Are you able to quote each entry exactly as written?
==== Data supplied ====
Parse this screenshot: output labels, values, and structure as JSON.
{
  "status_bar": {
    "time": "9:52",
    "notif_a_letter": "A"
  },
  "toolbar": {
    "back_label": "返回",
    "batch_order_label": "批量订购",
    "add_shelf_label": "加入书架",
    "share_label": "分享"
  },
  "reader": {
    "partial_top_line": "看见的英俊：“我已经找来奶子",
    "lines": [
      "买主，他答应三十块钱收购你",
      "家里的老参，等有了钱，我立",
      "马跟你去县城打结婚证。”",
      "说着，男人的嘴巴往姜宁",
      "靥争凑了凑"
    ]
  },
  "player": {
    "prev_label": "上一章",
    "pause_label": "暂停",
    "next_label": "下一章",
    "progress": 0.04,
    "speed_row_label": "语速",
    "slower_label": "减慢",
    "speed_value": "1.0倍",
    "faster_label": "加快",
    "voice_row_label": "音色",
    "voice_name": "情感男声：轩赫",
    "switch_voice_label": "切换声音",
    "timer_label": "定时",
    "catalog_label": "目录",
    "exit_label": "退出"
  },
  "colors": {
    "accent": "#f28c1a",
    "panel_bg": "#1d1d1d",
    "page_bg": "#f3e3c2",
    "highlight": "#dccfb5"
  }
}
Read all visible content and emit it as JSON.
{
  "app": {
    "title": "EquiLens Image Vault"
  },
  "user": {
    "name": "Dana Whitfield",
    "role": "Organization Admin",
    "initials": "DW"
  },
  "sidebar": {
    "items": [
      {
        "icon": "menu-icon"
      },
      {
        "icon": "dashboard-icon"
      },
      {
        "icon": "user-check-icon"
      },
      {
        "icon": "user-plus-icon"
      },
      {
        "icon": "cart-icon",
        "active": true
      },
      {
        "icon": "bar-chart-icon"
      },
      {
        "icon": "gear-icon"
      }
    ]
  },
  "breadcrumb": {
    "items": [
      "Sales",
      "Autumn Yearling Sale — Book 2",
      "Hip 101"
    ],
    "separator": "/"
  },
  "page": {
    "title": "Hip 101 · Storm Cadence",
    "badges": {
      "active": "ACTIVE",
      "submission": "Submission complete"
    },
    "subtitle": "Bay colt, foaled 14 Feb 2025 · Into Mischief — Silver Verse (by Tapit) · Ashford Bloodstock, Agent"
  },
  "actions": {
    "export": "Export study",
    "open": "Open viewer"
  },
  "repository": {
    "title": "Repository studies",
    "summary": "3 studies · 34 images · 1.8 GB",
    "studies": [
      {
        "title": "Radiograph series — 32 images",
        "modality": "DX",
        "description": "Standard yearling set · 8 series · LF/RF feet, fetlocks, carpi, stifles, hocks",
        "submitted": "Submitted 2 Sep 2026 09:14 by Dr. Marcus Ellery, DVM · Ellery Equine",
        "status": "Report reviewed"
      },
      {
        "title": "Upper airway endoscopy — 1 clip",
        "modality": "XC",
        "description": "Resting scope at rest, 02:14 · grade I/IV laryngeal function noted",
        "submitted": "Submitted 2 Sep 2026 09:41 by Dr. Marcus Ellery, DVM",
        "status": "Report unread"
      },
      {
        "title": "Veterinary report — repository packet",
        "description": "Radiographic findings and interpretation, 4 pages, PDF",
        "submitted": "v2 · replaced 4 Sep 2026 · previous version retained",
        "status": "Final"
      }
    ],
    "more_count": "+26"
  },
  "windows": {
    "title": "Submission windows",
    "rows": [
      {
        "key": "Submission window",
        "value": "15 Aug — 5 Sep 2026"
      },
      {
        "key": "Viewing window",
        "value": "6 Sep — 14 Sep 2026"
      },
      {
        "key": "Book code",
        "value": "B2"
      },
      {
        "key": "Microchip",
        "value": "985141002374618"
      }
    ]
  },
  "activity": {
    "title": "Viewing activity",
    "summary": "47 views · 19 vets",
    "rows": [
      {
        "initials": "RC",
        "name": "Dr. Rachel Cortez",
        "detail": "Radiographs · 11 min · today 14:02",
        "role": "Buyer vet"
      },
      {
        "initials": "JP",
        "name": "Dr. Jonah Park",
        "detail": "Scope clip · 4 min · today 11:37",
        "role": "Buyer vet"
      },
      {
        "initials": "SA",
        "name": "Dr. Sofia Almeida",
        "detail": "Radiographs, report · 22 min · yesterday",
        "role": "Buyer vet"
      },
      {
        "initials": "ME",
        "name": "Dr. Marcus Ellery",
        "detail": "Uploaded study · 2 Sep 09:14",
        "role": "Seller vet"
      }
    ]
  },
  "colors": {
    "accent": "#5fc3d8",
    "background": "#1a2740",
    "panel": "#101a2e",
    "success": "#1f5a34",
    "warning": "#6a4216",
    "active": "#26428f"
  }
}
====
> _Output of the exercise_:
Parse this screenshot: output labels, values, and structure as JSON.
{
  "status_bar": {
    "time": "9:52",
    "notif_a_letter": "A"
  },
  "toolbar": {
    "back_label": "返回",
    "batch_order_label": "批量订购",
    "add_shelf_label": "加入书架",
    "share_label": "分享"
  },
  "reader": {
    "partial_top_line": "看见的英俊：“我已经找来奶子",
    "lines": [
      "买主，他答应三十块钱收购你",
      "家里的老参，等有了钱，我立",
      "马跟你去县城打结婚证。”",
      "说着，男人的嘴巴往姜宁",
      "靥争凑了凑"
    ]
  },
  "player": {
    "prev_label": "上一章",
    "pause_label": "暂停",
    "next_label": "下一章",
    "progress": 0.04,
    "speed_row_label": "语速",
    "slower_label": "减慢",
    "speed_value": "1.0倍",
    "faster_label": "加快",
    "voice_row_label": "音色",
    "voice_name": "情感男声：轩赫",
    "switch_voice_label": "切换声音",
    "timer_label": "定时",
    "catalog_label": "目录",
    "exit_label": "退出"
  },
  "colors": {
    "accent": "#f28c1a",
    "panel_bg": "#1d1d1d",
    "page_bg": "#f3e3c2",
    "highlight": "#dccfb5"
  }
}
Read all visible content and emit it as JSON.
{
  "app": {
    "title": "EquiLens Image Vault"
  },
  "user": {
    "name": "Dana Whitfield",
    "role": "Organization Admin",
    "initials": "DW"
  },
  "sidebar": {
    "items": [
      {
        "icon": "menu-icon"
      },
      {
        "icon": "dashboard-icon"
      },
      {
        "icon": "user-check-icon"
      },
      {
        "icon": "user-plus-icon"
      },
      {
        "icon": "cart-icon",
        "active": true
      },
      {
        "icon": "bar-chart-icon"
      },
      {
        "icon": "gear-icon"
      }
    ]
  },
  "breadcrumb": {
    "items": [
      "Sales",
      "Autumn Yearling Sale — Book 2",
      "Hip 101"
    ],
    "separator": "/"
  },
  "page": {
    "title": "Hip 101 · Storm Cadence",
    "badges": {
      "active": "ACTIVE",
      "submission": "Submission complete"
    },
    "subtitle": "Bay colt, foaled 14 Feb 2025 · Into Mischief — Silver Verse (by Tapit) · Ashford Bloodstock, Agent"
  },
  "actions": {
    "export": "Export study",
    "open": "Open viewer"
  },
  "repository": {
    "title": "Repository studies",
    "summary": "3 studies · 34 images · 1.8 GB",
    "studies": [
      {
        "title": "Radiograph series — 32 images",
        "modality": "DX",
        "description": "Standard yearling set · 8 series · LF/RF feet, fetlocks, carpi, stifles, hocks",
        "submitted": "Submitted 2 Sep 2026 09:14 by Dr. Marcus Ellery, DVM · Ellery Equine",
        "status": "Report reviewed"
      },
      {
        "title": "Upper airway endoscopy — 1 clip",
        "modality": "XC",
        "description": "Resting scope at rest, 02:14 · grade I/IV laryngeal function noted",
        "submitted": "Submitted 2 Sep 2026 09:41 by Dr. Marcus Ellery, DVM",
        "status": "Report unread"
      },
      {
        "title": "Veterinary report — repository packet",
        "description": "Radiographic findings and interpretation, 4 pages, PDF",
        "submitted": "v2 · replaced 4 Sep 2026 · previous version retained",
        "status": "Final"
      }
    ],
    "more_count": "+26"
  },
  "windows": {
    "title": "Submission windows",
    "rows": [
      {
        "key": "Submission window",
        "value": "15 Aug — 5 Sep 2026"
      },
      {
        "key": "Viewing window",
        "value": "6 Sep — 14 Sep 2026"
      },
      {
        "key": "Book code",
        "value": "B2"
      },
      {
        "key": "Microchip",
        "value": "985141002374618"
      }
    ]
  },
  "activity": {
    "title": "Viewing activity",
    "summary": "47 views · 19 vets",
    "rows": [
      {
        "initials": "RC",
        "name": "Dr. Rachel Cortez",
        "detail": "Radiographs · 11 min · today 14:02",
        "role": "Buyer vet"
      },
      {
        "initials": "JP",
        "name": "Dr. Jonah Park",
        "detail": "Scope clip · 4 min · today 11:37",
        "role": "Buyer vet"
      },
      {
        "initials": "SA",
        "name": "Dr. Sofia Almeida",
        "detail": "Radiographs, report · 22 min · yesterday",
        "role": "Buyer vet"
      },
      {
        "initials": "ME",
        "name": "Dr. Marcus Ellery",
        "detail": "Uploaded study · 2 Sep 09:14",
        "role": "Seller vet"
      }
    ]
  },
  "colors": {
    "accent": "#5fc3d8",
    "background": "#1a2740",
    "panel": "#101a2e",
    "success": "#1f5a34",
    "warning": "#6a4216",
    "active": "#26428f"
  }
}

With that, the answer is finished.